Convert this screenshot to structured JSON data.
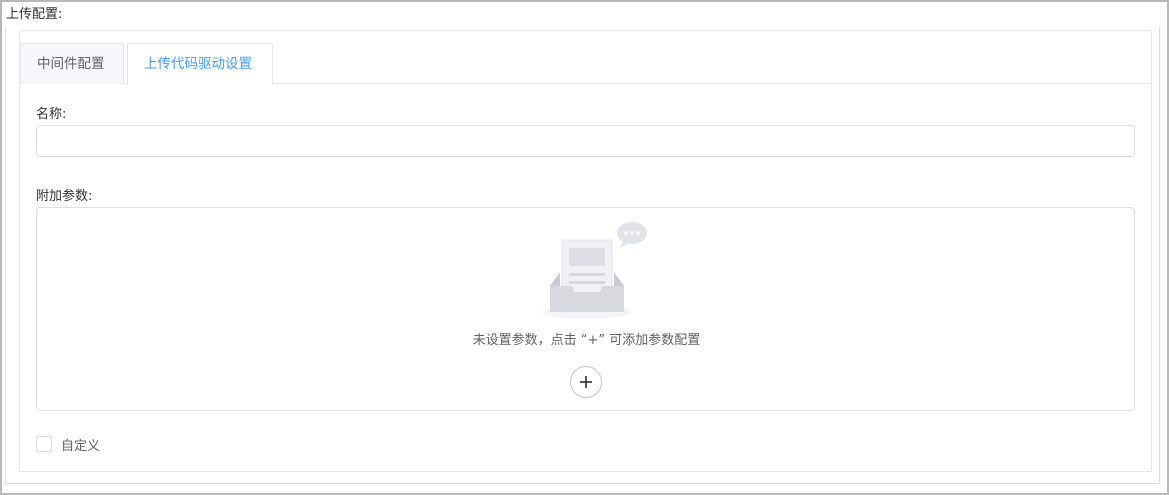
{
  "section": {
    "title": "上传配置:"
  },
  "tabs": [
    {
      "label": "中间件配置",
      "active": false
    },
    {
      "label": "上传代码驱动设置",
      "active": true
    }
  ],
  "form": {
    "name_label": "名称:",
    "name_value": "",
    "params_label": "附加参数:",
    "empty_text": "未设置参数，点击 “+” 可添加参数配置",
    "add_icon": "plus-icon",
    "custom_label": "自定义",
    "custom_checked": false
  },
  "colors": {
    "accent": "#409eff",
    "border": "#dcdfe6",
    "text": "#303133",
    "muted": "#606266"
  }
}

...

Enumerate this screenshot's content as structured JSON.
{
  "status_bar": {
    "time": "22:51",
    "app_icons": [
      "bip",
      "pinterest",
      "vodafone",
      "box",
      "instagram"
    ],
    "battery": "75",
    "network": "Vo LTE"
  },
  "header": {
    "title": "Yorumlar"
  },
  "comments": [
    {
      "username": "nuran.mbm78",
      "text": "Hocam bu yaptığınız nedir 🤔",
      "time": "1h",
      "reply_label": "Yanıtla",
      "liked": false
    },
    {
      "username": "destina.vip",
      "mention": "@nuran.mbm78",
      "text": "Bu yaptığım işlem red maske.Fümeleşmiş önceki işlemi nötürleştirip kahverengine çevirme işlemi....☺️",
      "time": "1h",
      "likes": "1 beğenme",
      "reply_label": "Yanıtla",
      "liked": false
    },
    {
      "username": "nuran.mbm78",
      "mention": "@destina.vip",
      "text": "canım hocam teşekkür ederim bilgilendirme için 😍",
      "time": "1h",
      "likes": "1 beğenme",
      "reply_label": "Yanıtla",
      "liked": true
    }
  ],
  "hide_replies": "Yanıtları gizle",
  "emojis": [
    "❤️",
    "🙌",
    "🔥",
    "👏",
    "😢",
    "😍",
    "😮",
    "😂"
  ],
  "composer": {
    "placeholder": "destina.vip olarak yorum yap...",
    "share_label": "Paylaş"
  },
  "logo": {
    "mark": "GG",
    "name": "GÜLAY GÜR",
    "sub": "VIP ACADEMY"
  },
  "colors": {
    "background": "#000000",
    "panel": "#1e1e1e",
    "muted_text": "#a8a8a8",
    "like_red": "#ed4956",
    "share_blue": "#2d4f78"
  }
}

§ Task objective
Each line in the data that holds the string "this" should be found and copied.

§ Answer to the task
Convert this screenshot to structured JSON data.
Enumerate this screenshot's content as structured JSON.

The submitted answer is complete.